* _Set of tasks_:
(1) In the post about the Avatar film adaptation, what is the main way to tell which country a character from the show comes from?
(2) Extend the post about the Avatar film adaptation, starting after its final sentence.

* _Quoted text_:

>>

I hope to FSM this is actually the case because, as frustrating as the next few films are bound to be, there is no other excuse for excluding Toph. On a side note, I have personally confirmed that there is no such thing as an Avatar (either one) video on Youtube that has not been dubbed over with Linkin Park or Evanescence. I also don’t think you can technically call it an “anime music video” if the “anime” was made in America and the “music” is Dane Cook’s stand-up.

In any case, I’ve got a few gripes about the movie. First the superficial stuff. For one thing, it’s kind of fucked up that they can’t even call it by its proper name (“Avatar: The Last Airbender”) on account of LOLJAMESCAMERONISADICK. And then, of course, there’s the whole race thing. I figure I should make special mention of that since it’s what’s got most of the fans’ panties in a twist. Here are the three lead characters in this part of story, Aang, Sokka and Katara, first in their cartoon forms, then again in their live-action forms.

Now…Aang’s race is debatable. In fact, most characters from the show are rather ambiguous when it comes to such things. The main way to tell which country each character is from is by looking at the color of his/her clothing. Many characters in the show appear to be white. It just baffles me (and, apparently, many other fans) that the only explicitly brown people on the show are now white and an entire nation that could pass for white is now brown. Imagine if you went to see the next Spider-Man movie and Peter’s suit was recolored purple and yellow while, for some inexplicable reason, the rest of the main cast were midgets. Neither of those things would change the characters’ personalities, but it would still give pause to anyone familiar with the franchise.

<<

* _Data block_:
>>

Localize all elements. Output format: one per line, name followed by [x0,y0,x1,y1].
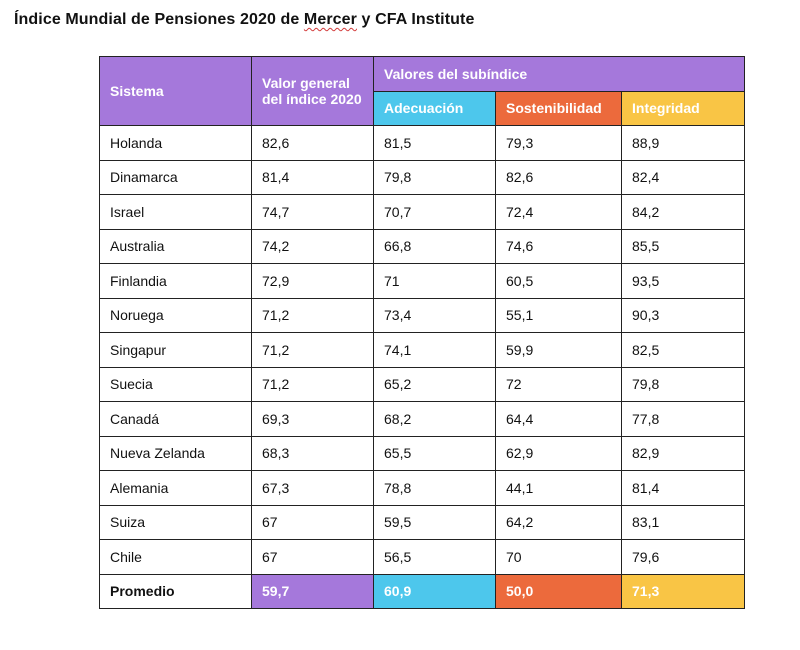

<<

* _Written answers_:
(1) By looking at the color of the character's clothing.

(2)
From what I’ve heard, The Last Airbender is the worst-reviewed movie of 2010. I’ve got a theory on this and the short answer is that Shyamalan tried to turn Avatar into something it isn’t. For one thing, any time you condense a long-running, episodic series into a movie, you’re going to have some issues. You’ll have to cut out 80-90% of what went on in the original story just to fit everything in without the movies coming out at LOTR length. This would be absolutely fine if it weren’t for the fact that they seem to have cut out all of the comic relief.

The comedy, as ridiculous as some most of it was, actually had a large hand in developing the characters. Despite the fact that he could demolish a city block by sneezing too hard, Aang’s lighthearted personality humanizes him. Sure, he may be the 900th reincarnation of the physical manifestation of the forces of nature, but the fact that he never seems to take anything seriously lets you know that he’s really just a regular 11-year-old kid. Compare this intro for the cartoon to this trailer for the movie. I’ve seen a couple commercials for the movie and I have yet to see Noah Ringer smile in any of them. In the first two seasons of the cartoon, Aang could hardly get through a sentence without a goofy grin on his face.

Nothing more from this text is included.